Records about charts and figures:
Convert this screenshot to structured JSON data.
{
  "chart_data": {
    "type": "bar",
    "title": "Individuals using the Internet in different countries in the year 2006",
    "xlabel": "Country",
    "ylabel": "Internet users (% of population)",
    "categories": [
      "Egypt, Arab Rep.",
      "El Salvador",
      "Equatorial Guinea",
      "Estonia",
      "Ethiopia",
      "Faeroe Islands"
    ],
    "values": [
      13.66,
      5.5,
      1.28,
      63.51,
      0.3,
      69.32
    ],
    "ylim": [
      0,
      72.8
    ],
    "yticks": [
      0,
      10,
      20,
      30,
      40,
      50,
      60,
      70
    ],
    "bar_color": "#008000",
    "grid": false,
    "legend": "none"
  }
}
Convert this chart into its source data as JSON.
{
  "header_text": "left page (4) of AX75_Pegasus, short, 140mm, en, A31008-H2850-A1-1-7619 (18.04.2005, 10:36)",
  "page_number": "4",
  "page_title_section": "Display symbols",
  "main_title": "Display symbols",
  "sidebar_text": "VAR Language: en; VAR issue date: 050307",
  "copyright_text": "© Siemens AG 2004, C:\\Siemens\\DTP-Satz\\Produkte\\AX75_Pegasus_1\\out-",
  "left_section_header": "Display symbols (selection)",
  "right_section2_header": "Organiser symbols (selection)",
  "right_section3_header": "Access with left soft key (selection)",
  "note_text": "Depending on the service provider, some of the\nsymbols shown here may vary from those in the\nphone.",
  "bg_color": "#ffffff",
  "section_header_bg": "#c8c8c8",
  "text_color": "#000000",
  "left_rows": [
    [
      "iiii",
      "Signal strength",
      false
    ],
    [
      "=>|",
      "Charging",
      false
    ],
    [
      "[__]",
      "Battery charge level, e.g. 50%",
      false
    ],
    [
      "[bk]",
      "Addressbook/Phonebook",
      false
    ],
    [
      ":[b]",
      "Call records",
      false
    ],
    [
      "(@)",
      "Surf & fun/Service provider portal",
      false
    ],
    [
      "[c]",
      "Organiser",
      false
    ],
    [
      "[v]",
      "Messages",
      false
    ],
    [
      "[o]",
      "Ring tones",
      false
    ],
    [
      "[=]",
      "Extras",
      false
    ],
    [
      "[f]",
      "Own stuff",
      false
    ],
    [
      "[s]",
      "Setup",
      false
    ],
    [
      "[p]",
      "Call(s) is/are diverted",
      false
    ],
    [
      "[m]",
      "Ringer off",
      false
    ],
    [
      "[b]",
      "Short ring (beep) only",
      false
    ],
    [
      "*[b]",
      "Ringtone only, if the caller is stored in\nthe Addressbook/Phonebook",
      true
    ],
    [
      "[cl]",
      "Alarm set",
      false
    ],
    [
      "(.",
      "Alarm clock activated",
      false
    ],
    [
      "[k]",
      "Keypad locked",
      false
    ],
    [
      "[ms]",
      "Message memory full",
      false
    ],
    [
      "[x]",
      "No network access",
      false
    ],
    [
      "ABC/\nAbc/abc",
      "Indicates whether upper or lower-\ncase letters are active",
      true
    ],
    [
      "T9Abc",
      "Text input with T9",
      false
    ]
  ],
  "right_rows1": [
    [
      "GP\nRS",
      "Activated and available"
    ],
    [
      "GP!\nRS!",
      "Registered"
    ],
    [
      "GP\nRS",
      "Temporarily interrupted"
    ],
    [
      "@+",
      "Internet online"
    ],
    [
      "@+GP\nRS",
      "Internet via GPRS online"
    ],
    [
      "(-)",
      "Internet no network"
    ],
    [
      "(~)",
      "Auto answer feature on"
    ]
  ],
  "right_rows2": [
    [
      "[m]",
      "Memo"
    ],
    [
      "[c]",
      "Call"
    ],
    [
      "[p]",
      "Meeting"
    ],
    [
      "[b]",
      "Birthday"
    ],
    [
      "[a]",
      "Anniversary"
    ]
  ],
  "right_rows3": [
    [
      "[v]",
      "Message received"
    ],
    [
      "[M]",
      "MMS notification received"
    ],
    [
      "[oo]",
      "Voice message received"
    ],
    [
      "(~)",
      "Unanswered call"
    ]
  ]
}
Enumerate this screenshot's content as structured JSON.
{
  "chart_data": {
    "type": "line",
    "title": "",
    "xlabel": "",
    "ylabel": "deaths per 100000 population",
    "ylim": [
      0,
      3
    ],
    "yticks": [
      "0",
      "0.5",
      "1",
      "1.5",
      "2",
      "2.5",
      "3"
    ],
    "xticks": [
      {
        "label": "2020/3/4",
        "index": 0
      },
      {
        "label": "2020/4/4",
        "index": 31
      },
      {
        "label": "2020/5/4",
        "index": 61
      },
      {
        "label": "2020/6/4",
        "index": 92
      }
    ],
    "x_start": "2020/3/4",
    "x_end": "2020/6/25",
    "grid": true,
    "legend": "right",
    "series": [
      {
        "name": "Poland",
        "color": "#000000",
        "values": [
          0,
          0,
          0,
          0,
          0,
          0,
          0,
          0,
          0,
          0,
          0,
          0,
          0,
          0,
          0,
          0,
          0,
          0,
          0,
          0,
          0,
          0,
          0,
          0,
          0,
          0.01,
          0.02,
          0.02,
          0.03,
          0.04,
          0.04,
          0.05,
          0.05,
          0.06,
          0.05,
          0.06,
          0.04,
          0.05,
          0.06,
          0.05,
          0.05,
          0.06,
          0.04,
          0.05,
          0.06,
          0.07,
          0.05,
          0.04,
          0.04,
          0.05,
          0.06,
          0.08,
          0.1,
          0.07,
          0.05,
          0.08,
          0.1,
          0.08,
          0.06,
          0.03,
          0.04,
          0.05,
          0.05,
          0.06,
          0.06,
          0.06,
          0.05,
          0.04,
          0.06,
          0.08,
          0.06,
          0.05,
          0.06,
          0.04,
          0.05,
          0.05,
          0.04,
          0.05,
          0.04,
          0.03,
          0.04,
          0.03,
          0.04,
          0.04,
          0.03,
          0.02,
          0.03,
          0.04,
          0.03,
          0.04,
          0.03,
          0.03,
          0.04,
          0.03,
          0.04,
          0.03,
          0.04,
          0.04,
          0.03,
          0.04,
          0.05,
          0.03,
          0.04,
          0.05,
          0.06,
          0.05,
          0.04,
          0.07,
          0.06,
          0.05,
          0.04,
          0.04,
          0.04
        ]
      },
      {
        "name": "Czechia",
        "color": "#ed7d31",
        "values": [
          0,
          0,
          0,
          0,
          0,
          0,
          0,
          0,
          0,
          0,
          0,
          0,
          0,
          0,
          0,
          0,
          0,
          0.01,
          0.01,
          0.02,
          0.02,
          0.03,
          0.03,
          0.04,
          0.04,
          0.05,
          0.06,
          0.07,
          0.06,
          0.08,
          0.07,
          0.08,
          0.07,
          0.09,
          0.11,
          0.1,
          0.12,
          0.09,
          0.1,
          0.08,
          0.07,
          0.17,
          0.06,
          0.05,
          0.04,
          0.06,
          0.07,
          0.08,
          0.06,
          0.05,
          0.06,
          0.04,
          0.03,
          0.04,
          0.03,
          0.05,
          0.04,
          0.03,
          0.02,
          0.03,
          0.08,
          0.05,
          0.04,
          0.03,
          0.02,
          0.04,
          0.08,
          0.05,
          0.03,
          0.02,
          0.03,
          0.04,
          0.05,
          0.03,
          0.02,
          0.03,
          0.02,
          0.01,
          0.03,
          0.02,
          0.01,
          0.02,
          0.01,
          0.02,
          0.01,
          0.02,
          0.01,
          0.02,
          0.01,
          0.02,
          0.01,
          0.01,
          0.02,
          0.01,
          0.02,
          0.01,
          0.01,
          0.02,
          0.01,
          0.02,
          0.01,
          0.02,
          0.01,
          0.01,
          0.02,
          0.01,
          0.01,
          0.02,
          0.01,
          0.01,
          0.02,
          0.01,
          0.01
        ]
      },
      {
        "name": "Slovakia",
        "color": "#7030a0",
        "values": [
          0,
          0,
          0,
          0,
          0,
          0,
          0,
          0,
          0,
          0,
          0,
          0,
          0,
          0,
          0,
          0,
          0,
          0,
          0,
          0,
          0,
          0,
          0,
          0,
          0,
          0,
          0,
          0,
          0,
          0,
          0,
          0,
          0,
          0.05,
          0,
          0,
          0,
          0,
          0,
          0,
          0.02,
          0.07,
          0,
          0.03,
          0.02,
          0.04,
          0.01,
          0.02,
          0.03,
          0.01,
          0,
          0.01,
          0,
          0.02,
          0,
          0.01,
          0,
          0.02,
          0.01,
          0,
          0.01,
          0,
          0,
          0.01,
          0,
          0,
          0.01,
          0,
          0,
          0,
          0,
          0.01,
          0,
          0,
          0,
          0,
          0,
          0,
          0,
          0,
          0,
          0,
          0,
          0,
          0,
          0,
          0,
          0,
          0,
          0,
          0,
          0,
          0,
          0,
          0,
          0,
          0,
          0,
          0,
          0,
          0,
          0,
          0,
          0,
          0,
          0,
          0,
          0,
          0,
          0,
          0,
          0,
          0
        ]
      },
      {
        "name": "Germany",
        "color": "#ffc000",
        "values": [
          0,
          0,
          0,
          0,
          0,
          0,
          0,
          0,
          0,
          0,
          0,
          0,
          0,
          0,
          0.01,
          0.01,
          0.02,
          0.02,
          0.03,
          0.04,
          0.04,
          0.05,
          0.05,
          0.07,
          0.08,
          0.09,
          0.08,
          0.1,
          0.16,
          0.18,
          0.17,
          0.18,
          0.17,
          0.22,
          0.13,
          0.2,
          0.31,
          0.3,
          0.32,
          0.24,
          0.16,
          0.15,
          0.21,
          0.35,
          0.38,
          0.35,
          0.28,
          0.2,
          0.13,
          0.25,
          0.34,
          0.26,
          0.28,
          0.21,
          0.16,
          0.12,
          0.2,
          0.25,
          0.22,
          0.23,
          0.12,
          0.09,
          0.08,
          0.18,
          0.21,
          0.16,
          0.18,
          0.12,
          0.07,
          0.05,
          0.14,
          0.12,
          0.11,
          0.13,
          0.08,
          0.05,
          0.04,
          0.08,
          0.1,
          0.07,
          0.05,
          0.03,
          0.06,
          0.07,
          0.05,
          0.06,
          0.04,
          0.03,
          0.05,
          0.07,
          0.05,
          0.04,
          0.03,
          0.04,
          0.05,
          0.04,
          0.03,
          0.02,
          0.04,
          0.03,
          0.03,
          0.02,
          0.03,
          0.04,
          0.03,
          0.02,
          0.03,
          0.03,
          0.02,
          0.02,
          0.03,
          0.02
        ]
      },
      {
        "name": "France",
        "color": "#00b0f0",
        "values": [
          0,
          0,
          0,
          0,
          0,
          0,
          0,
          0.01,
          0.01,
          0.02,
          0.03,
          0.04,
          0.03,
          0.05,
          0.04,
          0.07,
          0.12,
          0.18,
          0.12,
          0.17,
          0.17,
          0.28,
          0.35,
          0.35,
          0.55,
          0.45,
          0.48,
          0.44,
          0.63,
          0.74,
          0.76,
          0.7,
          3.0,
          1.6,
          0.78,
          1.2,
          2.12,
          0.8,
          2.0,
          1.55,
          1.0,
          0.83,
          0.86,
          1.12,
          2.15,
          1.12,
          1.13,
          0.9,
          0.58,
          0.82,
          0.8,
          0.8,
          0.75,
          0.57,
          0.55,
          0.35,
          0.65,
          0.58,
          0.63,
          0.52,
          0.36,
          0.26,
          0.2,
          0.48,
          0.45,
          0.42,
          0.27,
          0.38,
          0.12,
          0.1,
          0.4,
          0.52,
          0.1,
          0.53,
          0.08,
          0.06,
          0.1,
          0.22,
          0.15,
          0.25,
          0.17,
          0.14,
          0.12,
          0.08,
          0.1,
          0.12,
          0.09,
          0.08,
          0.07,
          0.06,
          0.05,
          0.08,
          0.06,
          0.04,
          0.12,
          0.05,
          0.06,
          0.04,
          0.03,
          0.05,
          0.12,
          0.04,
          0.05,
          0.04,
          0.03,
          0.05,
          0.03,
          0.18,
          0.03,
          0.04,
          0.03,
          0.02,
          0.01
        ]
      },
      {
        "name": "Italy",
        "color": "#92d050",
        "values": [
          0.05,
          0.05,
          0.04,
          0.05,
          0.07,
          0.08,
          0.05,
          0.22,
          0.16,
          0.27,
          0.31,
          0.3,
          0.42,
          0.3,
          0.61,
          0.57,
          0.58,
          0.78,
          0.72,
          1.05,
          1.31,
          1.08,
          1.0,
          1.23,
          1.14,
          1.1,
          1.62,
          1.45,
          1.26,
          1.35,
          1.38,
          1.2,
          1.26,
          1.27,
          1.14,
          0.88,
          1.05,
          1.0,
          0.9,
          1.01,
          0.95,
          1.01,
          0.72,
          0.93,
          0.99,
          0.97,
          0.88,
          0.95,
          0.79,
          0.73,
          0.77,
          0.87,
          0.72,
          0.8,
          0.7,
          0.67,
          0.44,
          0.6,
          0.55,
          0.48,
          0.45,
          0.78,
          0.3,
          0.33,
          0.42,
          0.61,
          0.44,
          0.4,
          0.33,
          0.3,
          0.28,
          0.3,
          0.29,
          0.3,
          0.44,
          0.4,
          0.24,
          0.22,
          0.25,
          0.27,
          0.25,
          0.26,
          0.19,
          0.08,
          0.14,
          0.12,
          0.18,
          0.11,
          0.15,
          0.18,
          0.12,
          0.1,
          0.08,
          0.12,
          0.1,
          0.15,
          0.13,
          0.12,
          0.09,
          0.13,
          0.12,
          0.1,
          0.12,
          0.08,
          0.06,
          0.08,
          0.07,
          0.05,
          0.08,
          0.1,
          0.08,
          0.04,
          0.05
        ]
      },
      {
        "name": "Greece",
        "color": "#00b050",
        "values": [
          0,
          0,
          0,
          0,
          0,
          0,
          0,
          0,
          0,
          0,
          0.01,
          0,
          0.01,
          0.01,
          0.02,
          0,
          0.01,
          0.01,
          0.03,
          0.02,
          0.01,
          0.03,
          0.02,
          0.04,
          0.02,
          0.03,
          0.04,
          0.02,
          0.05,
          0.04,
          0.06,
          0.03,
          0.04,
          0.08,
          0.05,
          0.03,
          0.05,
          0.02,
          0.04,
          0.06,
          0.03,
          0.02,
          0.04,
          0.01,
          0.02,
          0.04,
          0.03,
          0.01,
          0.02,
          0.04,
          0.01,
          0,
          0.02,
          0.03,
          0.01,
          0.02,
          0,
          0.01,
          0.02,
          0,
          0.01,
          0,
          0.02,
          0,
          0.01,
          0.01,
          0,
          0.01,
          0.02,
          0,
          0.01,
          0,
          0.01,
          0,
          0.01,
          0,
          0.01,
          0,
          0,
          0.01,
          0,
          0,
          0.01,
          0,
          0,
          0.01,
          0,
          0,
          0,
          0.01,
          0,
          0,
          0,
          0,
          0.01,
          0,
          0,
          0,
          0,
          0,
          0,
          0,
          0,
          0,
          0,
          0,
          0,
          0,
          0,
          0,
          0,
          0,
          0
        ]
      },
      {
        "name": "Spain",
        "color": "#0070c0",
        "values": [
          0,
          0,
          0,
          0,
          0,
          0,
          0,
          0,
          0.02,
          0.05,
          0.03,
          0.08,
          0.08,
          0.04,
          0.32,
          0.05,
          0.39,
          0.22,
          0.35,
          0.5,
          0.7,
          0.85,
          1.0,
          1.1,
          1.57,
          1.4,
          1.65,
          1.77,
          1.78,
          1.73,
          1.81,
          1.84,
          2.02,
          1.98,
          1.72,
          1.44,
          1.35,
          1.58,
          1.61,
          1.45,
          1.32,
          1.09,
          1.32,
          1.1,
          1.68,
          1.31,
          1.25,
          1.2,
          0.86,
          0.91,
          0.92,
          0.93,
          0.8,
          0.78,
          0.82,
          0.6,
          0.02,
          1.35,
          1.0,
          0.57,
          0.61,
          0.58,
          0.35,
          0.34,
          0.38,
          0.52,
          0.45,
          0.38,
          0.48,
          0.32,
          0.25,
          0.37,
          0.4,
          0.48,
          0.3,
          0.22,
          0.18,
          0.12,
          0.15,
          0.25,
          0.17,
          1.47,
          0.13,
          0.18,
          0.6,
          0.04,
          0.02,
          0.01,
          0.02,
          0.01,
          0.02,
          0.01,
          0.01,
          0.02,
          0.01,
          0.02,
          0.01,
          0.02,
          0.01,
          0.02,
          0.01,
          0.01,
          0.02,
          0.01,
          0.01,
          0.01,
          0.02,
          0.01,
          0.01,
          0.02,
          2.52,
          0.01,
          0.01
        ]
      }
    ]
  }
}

**What to work on:** Select from the material above each line in which the string "Internet" appears, and list those lines.

**Solution to the exercise:**
    "title": "Individuals using the Internet in different countries in the year 2006",
    "ylabel": "Internet users (% of population)",
      "Internet online"
      "Internet via GPRS online"
      "Internet no network"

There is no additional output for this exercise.